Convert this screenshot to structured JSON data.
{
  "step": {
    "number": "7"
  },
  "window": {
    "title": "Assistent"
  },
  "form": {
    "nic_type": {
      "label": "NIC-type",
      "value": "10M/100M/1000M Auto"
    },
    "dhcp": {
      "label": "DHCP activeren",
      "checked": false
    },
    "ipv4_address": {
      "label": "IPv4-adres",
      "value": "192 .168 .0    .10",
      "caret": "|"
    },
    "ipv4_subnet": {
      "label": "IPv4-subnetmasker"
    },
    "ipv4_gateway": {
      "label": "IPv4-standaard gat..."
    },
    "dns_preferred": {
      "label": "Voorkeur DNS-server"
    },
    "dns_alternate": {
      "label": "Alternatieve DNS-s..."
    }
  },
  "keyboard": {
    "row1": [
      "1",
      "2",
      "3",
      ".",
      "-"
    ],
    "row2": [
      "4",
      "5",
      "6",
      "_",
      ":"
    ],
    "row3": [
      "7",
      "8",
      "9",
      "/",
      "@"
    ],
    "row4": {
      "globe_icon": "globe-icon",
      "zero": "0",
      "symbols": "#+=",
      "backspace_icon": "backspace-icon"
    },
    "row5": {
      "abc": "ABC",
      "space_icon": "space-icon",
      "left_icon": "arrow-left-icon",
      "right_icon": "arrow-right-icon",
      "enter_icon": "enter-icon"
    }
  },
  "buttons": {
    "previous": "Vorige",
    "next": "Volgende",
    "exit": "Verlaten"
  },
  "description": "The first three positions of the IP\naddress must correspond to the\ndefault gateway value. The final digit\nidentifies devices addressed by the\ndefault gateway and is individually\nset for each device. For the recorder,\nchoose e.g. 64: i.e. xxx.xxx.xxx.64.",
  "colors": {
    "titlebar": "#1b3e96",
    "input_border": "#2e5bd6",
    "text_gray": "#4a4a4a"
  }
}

• TASK STATEMENT
Extract lines where the string "label" occurs.

• REPLY TO THE EXERCISE
      "label": "NIC-type",
      "label": "DHCP activeren",
      "label": "IPv4-adres",
      "label": "IPv4-subnetmasker"
      "label": "IPv4-standaard gat..."
      "label": "Voorkeur DNS-server"
      "label": "Alternatieve DNS-s..."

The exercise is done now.